▶ Task directions
Every line of the material is to be quoted verbatim, minus the pictures.

▶ Data for processing

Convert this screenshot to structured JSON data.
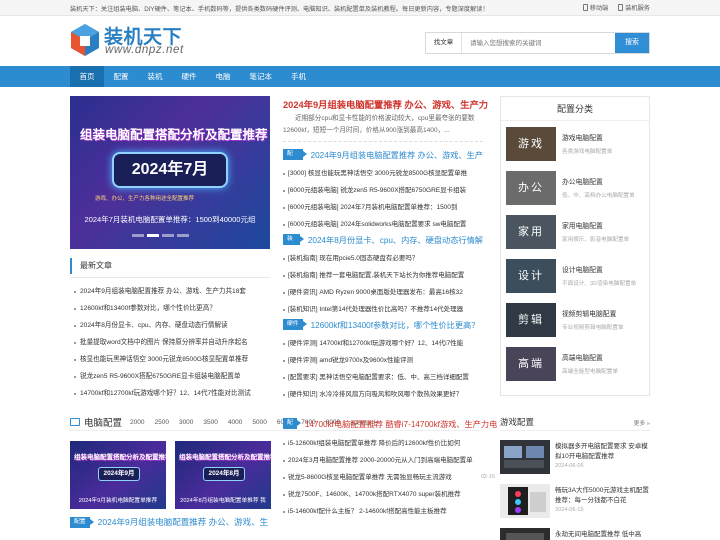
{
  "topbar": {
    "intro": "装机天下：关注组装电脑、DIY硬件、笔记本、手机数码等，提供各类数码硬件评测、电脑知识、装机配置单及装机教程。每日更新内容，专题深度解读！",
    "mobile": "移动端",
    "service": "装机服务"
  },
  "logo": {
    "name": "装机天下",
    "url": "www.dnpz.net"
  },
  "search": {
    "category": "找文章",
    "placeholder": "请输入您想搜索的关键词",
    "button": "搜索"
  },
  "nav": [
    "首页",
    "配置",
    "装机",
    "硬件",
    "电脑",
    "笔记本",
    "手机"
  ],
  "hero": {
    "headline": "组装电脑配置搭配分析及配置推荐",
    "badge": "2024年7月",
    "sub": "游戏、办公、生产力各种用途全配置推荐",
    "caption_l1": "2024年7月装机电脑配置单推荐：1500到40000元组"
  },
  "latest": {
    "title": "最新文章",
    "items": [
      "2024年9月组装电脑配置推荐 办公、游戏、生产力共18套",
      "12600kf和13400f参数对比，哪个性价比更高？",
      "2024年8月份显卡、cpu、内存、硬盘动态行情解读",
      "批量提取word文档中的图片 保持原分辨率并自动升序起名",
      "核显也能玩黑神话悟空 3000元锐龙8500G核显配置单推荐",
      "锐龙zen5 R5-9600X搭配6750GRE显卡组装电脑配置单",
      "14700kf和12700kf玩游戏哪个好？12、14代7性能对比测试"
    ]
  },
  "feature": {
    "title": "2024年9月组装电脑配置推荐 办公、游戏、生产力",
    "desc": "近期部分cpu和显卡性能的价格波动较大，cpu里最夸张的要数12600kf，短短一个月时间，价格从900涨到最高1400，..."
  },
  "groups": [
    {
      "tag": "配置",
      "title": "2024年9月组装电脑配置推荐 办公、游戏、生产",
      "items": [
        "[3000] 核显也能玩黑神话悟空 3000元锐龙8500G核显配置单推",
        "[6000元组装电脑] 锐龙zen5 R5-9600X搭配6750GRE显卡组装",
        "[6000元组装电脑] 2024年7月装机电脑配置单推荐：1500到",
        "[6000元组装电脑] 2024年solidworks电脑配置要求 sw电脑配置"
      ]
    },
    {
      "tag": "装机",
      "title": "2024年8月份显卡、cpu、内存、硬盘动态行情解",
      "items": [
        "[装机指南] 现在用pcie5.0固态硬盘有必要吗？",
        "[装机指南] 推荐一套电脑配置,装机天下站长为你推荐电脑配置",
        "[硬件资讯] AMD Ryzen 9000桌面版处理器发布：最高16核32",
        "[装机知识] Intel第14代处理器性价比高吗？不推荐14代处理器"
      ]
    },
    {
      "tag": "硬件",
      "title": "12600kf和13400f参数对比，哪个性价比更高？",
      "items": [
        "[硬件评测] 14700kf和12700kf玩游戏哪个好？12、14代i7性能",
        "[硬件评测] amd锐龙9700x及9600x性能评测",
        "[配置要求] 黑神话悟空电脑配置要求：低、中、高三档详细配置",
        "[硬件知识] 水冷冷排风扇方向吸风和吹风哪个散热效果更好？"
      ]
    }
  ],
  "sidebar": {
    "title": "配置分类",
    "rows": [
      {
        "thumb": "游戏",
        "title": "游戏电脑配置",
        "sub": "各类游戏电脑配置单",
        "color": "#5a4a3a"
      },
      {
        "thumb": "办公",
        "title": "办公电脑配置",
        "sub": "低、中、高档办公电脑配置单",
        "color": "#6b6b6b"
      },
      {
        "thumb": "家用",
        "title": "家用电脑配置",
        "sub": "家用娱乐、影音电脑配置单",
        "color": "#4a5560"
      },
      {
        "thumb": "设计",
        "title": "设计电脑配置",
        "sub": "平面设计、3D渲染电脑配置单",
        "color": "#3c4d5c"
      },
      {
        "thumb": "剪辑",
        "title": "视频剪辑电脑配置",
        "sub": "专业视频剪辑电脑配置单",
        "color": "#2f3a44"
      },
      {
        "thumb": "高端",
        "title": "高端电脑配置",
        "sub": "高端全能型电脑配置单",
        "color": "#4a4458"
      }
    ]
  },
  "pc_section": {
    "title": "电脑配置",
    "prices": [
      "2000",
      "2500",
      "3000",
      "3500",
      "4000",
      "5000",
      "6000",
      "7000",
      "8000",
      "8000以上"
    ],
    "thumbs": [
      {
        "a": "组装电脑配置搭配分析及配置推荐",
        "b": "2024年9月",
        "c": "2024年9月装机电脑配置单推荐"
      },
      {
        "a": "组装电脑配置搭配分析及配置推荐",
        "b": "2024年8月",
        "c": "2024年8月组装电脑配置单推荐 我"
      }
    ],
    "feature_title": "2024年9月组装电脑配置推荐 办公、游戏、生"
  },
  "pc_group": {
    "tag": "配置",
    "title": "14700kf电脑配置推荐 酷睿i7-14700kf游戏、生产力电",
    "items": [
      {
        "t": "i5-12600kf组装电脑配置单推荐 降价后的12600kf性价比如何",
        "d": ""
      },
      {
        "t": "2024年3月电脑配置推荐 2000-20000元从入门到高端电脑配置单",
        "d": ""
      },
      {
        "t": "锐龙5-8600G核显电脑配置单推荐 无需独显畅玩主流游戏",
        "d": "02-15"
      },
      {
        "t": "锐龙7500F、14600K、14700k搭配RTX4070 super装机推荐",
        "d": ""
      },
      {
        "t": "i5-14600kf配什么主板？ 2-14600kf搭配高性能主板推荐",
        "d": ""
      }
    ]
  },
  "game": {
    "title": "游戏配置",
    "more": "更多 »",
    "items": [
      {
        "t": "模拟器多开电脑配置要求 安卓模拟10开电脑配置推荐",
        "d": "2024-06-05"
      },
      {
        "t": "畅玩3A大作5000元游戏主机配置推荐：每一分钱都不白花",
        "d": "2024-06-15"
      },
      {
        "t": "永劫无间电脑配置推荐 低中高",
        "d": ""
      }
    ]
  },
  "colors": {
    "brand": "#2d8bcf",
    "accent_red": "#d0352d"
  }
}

▶ Task solution
Convert this screenshot to structured JSON data.
{
  "topbar": {
    "intro": "装机天下：关注组装电脑、DIY硬件、笔记本、手机数码等，提供各类数码硬件评测、电脑知识、装机配置单及装机教程。每日更新内容，专题深度解读！",
    "mobile": "移动端",
    "service": "装机服务"
  },
  "logo": {
    "name": "装机天下",
    "url": "www.dnpz.net"
  },
  "search": {
    "category": "找文章",
    "placeholder": "请输入您想搜索的关键词",
    "button": "搜索"
  },
  "nav": [
    "首页",
    "配置",
    "装机",
    "硬件",
    "电脑",
    "笔记本",
    "手机"
  ],
  "hero": {
    "headline": "组装电脑配置搭配分析及配置推荐",
    "badge": "2024年7月",
    "sub": "游戏、办公、生产力各种用途全配置推荐",
    "caption_l1": "2024年7月装机电脑配置单推荐：1500到40000元组"
  },
  "latest": {
    "title": "最新文章",
    "items": [
      "2024年9月组装电脑配置推荐 办公、游戏、生产力共18套",
      "12600kf和13400f参数对比，哪个性价比更高？",
      "2024年8月份显卡、cpu、内存、硬盘动态行情解读",
      "批量提取word文档中的图片 保持原分辨率并自动升序起名",
      "核显也能玩黑神话悟空 3000元锐龙8500G核显配置单推荐",
      "锐龙zen5 R5-9600X搭配6750GRE显卡组装电脑配置单",
      "14700kf和12700kf玩游戏哪个好？12、14代7性能对比测试"
    ]
  },
  "feature": {
    "title": "2024年9月组装电脑配置推荐 办公、游戏、生产力",
    "desc": "近期部分cpu和显卡性能的价格波动较大，cpu里最夸张的要数12600kf，短短一个月时间，价格从900涨到最高1400，..."
  },
  "groups": [
    {
      "tag": "配置",
      "title": "2024年9月组装电脑配置推荐 办公、游戏、生产",
      "items": [
        "[3000] 核显也能玩黑神话悟空 3000元锐龙8500G核显配置单推",
        "[6000元组装电脑] 锐龙zen5 R5-9600X搭配6750GRE显卡组装",
        "[6000元组装电脑] 2024年7月装机电脑配置单推荐：1500到",
        "[6000元组装电脑] 2024年solidworks电脑配置要求 sw电脑配置"
      ]
    },
    {
      "tag": "装机",
      "title": "2024年8月份显卡、cpu、内存、硬盘动态行情解",
      "items": [
        "[装机指南] 现在用pcie5.0固态硬盘有必要吗？",
        "[装机指南] 推荐一套电脑配置,装机天下站长为你推荐电脑配置",
        "[硬件资讯] AMD Ryzen 9000桌面版处理器发布：最高16核32",
        "[装机知识] Intel第14代处理器性价比高吗？不推荐14代处理器"
      ]
    },
    {
      "tag": "硬件",
      "title": "12600kf和13400f参数对比，哪个性价比更高？",
      "items": [
        "[硬件评测] 14700kf和12700kf玩游戏哪个好？12、14代i7性能",
        "[硬件评测] amd锐龙9700x及9600x性能评测",
        "[配置要求] 黑神话悟空电脑配置要求：低、中、高三档详细配置",
        "[硬件知识] 水冷冷排风扇方向吸风和吹风哪个散热效果更好？"
      ]
    }
  ],
  "sidebar": {
    "title": "配置分类",
    "rows": [
      {
        "thumb": "游戏",
        "title": "游戏电脑配置",
        "sub": "各类游戏电脑配置单",
        "color": "#5a4a3a"
      },
      {
        "thumb": "办公",
        "title": "办公电脑配置",
        "sub": "低、中、高档办公电脑配置单",
        "color": "#6b6b6b"
      },
      {
        "thumb": "家用",
        "title": "家用电脑配置",
        "sub": "家用娱乐、影音电脑配置单",
        "color": "#4a5560"
      },
      {
        "thumb": "设计",
        "title": "设计电脑配置",
        "sub": "平面设计、3D渲染电脑配置单",
        "color": "#3c4d5c"
      },
      {
        "thumb": "剪辑",
        "title": "视频剪辑电脑配置",
        "sub": "专业视频剪辑电脑配置单",
        "color": "#2f3a44"
      },
      {
        "thumb": "高端",
        "title": "高端电脑配置",
        "sub": "高端全能型电脑配置单",
        "color": "#4a4458"
      }
    ]
  },
  "pc_section": {
    "title": "电脑配置",
    "prices": [
      "2000",
      "2500",
      "3000",
      "3500",
      "4000",
      "5000",
      "6000",
      "7000",
      "8000",
      "8000以上"
    ],
    "thumbs": [
      {
        "a": "组装电脑配置搭配分析及配置推荐",
        "b": "2024年9月",
        "c": "2024年9月装机电脑配置单推荐"
      },
      {
        "a": "组装电脑配置搭配分析及配置推荐",
        "b": "2024年8月",
        "c": "2024年8月组装电脑配置单推荐 我"
      }
    ],
    "feature_title": "2024年9月组装电脑配置推荐 办公、游戏、生"
  },
  "pc_group": {
    "tag": "配置",
    "title": "14700kf电脑配置推荐 酷睿i7-14700kf游戏、生产力电",
    "items": [
      {
        "t": "i5-12600kf组装电脑配置单推荐 降价后的12600kf性价比如何",
        "d": ""
      },
      {
        "t": "2024年3月电脑配置推荐 2000-20000元从入门到高端电脑配置单",
        "d": ""
      },
      {
        "t": "锐龙5-8600G核显电脑配置单推荐 无需独显畅玩主流游戏",
        "d": "02-15"
      },
      {
        "t": "锐龙7500F、14600K、14700k搭配RTX4070 super装机推荐",
        "d": ""
      },
      {
        "t": "i5-14600kf配什么主板？ 2-14600kf搭配高性能主板推荐",
        "d": ""
      }
    ]
  },
  "game": {
    "title": "游戏配置",
    "more": "更多 »",
    "items": [
      {
        "t": "模拟器多开电脑配置要求 安卓模拟10开电脑配置推荐",
        "d": "2024-06-05"
      },
      {
        "t": "畅玩3A大作5000元游戏主机配置推荐：每一分钱都不白花",
        "d": "2024-06-15"
      },
      {
        "t": "永劫无间电脑配置推荐 低中高",
        "d": ""
      }
    ]
  },
  "colors": {
    "brand": "#2d8bcf",
    "accent_red": "#d0352d"
  }
}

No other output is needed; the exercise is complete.